#### Exercices
- A) Réécrivez plus brièvement le paragraphe du passage extrait qui commence par « Toute la famille participe », sans perdre ses faits principaux.
- B) Dressez la liste complète des occupations des English Gypsies que le passage extrait regroupe sous le terme Calling.

#### Passage extrait
^^^^^^^^^^^^^^^^
Si les Travellers paraissent « ne rien faire », c’est parce que le travail est en réalité intégré aux autres activités de la vie quotidienne. Les journées ne sont pas compartimentées entre travail et foyer : « In reality work is a continuing activity done in varying degrees of intensity » (Okely, 1983: 54). Cette intensité de travail varie donc selon les activités, les périodes, les saisons, les événements extérieurs. Les différentes occupations des English Gypsies sont réunies sous le terme Calling et comprennent : « hawking, fortune telling, scrap and rag collection, the purchase of antiques or other re-saleable goods and the search for tarmac jobs » (Okely, 1983: 149). Des activités très similaires à celles des Irish Travellers pour qui on peut ajouter la collecte de coquillages et crustacés (moules, escargots, fruits de mers…) (Helleiner, 2000). Les travaux non-payés occupent une place importante et certaines activités leur permettent de subvenir à leurs propres besoins : pêche, chasse, récupération de vêtements, de bois pour le chauffage ou de mobilier par exemple – dans les bennes ou les décharges entre autre. Les articles recyclables ou réutilisables sont conservés, parfois vendus ou échangés (Helleiner, 2000).
Le commerce et le « swopping » (swapping : échange) avec les autres Travellers met en jeu des biens et de l’argent. L’importance du troc et la contribution des femmes et des enfants aux revenus de la cellule familiale sont également deux aspects souvent occultés. L’ensemble de la famille participe aux activités économiques, Okely parle ainsi de « family work unit », composée le plus souvent de la famille nucléaire sur deux générations, réunie dans un ou plusieurs trailers (caravanes). La coopération est essentielle et implique « parents, alliés et voisins de camp pour l’aide, les partenariats temporaires et protection » (Okely, 1983: 60).
Les profits sont normalement partagés à parts égales entre partenaires.
Toute la famille participe mais une division sexuelle du travail s’opère. Si le travail des femmes semble en baisse depuis les années 1980, leurs activités et aptitudes leur permettent néanmoins de subvenir à une part importante du revenu : colportage (de literie, électroménager, tapis, etc.), mendicité, divination, elles participent aussi à la collecte de ferraille par exemple (Helleiner, 2000). Gmelch décrit deux types de begging : dans la rue, pour de l’argent, où seuls les relatives ont le droit de partager un site ; en faisant du porte à porte, surtout pour l’alimentation et les habits. Les Irish Travellers préfèrent et valorisent d’avantage ce dernier qui est aussi plus toléré par les Settled. Cela permet de créer des liens privilégiés avec certains foyers, garantissant généralement une contribution régulière (Gmelch, et al., 1975).
^^^^^^^^^^^^^^^^
#### Lignes de données
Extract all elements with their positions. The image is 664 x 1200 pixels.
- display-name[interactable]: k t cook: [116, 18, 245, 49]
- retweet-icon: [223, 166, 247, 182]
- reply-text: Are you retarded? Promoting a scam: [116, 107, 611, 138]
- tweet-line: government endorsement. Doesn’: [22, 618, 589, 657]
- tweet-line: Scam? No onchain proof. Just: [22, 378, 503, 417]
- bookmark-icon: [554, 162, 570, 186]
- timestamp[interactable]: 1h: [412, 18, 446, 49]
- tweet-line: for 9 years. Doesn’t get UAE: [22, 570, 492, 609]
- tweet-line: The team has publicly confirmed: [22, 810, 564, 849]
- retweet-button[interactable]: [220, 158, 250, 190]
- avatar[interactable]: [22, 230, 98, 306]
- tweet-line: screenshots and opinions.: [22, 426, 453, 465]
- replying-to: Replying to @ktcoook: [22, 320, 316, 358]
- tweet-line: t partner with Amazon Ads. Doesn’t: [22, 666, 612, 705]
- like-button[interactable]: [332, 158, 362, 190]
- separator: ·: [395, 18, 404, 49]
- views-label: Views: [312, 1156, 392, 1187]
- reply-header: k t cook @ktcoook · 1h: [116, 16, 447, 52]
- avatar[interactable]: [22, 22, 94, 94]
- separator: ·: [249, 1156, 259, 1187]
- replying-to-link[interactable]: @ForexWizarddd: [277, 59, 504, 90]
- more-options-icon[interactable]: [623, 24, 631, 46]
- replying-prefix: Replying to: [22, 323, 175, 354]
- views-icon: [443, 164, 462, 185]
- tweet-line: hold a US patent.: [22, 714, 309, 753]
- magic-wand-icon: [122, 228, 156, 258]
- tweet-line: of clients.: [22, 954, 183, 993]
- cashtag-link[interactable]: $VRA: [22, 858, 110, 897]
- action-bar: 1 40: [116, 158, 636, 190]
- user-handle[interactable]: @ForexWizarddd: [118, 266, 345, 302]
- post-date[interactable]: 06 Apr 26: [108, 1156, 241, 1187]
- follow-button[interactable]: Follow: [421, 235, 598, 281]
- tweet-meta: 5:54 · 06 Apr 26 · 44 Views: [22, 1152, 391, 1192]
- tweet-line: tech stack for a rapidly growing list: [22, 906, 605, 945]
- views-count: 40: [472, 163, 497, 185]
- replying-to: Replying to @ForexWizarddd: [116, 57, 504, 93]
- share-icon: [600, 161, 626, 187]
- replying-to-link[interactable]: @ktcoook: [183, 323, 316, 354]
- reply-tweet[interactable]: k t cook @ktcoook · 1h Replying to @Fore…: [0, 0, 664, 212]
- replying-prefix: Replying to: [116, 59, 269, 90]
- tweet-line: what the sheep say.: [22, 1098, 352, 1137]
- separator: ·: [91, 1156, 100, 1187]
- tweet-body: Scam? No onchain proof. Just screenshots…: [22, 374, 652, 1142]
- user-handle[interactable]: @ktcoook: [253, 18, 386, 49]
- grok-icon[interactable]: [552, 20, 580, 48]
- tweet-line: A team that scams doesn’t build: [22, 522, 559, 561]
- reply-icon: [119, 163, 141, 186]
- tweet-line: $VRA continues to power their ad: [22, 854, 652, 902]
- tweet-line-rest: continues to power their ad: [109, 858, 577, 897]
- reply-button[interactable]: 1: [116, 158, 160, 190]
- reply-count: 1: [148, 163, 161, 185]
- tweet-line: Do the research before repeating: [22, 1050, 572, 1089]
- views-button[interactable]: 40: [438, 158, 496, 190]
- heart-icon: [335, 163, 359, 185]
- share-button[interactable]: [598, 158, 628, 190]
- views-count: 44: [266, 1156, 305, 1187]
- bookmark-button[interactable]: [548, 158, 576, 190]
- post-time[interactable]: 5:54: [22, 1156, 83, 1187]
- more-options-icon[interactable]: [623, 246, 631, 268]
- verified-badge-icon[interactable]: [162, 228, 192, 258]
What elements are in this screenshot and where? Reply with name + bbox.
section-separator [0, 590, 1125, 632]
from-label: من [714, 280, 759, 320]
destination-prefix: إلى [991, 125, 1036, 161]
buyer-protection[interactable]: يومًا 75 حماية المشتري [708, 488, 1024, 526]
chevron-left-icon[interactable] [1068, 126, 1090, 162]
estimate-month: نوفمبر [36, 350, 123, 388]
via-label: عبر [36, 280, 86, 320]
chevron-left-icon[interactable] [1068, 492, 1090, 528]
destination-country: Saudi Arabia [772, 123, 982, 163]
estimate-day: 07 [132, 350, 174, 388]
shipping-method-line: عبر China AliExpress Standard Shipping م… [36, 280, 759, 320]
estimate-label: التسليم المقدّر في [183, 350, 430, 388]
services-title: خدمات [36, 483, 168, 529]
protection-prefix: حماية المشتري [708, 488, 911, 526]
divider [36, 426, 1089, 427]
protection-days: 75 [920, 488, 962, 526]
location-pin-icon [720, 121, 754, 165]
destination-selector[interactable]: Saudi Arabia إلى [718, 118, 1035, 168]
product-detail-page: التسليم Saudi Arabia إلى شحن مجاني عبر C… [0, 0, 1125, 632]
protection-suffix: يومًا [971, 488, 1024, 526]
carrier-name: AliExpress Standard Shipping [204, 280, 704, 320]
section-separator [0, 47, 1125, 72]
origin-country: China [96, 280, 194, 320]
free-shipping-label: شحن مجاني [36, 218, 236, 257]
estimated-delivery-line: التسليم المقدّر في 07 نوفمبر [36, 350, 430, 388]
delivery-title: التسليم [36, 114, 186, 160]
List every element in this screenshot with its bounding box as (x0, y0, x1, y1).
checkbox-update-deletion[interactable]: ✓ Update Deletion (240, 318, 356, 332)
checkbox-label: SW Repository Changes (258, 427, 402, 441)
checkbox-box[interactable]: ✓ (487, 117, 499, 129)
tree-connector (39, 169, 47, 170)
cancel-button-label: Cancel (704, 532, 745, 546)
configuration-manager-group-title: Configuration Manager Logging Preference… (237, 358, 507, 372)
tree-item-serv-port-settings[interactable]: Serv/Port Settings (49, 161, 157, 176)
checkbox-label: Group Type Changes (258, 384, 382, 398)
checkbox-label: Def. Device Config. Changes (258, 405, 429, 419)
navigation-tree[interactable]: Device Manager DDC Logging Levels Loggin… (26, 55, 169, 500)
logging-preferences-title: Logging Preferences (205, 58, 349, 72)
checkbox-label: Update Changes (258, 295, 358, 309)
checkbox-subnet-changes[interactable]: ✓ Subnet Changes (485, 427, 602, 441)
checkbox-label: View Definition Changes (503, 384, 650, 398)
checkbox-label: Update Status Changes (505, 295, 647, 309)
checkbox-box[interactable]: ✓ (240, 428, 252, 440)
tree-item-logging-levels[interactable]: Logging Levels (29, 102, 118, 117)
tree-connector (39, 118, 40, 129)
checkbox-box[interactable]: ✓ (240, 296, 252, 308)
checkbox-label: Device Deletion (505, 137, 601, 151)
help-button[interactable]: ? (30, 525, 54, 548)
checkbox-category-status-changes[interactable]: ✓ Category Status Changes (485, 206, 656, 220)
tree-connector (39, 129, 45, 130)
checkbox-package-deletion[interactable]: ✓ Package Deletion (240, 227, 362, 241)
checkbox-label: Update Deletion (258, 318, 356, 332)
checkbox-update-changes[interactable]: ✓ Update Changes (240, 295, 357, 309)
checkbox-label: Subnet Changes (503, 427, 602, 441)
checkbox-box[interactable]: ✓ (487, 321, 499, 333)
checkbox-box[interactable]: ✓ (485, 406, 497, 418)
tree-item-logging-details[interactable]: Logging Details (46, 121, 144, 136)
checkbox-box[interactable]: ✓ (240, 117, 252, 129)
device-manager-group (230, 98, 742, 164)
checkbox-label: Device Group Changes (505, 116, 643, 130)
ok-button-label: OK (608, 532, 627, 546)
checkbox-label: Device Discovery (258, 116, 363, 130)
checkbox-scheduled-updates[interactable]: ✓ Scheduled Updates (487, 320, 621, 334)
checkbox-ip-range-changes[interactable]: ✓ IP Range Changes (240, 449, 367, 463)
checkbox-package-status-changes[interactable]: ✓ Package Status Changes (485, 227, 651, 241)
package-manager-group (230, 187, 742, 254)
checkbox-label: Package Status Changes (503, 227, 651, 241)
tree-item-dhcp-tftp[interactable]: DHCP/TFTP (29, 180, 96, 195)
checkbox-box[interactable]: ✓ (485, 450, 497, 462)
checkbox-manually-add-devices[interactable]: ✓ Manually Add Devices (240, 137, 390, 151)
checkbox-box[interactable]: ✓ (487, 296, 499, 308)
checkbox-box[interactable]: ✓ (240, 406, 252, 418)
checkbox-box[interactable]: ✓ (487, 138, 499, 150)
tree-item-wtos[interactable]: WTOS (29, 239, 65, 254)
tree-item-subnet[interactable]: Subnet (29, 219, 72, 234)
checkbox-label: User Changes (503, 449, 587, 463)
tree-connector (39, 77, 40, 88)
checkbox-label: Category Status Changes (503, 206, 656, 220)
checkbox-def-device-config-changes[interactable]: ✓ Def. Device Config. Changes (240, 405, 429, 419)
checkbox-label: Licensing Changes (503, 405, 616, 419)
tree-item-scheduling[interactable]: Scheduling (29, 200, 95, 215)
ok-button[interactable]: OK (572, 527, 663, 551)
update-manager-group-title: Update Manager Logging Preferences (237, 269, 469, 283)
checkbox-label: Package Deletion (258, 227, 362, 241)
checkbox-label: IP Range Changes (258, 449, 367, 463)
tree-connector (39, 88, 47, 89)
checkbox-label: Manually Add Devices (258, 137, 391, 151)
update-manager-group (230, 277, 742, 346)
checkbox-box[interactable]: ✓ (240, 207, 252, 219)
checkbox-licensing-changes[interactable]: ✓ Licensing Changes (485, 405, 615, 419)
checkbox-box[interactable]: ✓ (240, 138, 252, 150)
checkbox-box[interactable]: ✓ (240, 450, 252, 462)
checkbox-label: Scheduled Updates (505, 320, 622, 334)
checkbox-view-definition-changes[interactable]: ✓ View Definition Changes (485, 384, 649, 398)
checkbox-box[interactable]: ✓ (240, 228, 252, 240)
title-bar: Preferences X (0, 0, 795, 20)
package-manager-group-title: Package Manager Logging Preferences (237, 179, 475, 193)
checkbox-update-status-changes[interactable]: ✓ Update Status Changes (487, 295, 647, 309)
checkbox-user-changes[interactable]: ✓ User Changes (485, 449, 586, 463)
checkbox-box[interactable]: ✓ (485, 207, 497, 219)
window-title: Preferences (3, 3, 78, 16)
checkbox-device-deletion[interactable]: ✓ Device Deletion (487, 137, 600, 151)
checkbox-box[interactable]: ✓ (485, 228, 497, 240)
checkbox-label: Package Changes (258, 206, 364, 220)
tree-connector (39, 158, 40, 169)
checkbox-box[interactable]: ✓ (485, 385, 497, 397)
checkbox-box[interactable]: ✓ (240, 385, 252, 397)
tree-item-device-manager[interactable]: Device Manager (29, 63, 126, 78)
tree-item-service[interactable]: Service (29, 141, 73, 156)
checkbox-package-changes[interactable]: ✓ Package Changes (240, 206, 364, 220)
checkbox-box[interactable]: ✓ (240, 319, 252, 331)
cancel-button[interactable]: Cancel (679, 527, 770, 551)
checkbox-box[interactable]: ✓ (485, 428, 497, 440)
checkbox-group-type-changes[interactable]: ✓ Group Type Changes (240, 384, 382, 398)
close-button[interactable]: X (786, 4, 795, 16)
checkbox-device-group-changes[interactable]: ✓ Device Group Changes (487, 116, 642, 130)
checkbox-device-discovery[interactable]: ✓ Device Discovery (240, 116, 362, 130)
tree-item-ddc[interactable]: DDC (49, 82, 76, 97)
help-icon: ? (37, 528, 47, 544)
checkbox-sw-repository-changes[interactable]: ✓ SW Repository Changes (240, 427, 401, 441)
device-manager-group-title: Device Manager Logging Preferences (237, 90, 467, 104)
^^^^^^^^^^^^^^^^
#### Corrigés détaillés
- A) La famille entière travaille, mais les tâches sont réparties selon le sexe. Le travail des femmes semble diminuer depuis les années 1980. Elles assurent pourtant une part importante du revenu par le colportage (literie, électroménager, tapis, etc.), la mendicité, la divination et la collecte de ferraille. Gmelch distingue deux formes de mendicité. La première se pratique dans la rue, pour de l'argent, et seuls les parents peuvent y partager un site. La seconde se fait en porte-à-porte, surtout pour obtenir nourriture et vêtements. Les Irish Travellers valorisent davantage le porte-à-porte, mieux toléré par les Settled. Il crée des liens privilégiés avec certains foyers et garantit en général une contribution régulière.

- B)
- hawking
- fortune telling
- scrap and rag collection
- the purchase of antiques or other re-saleable goods
- the search for tarmac jobs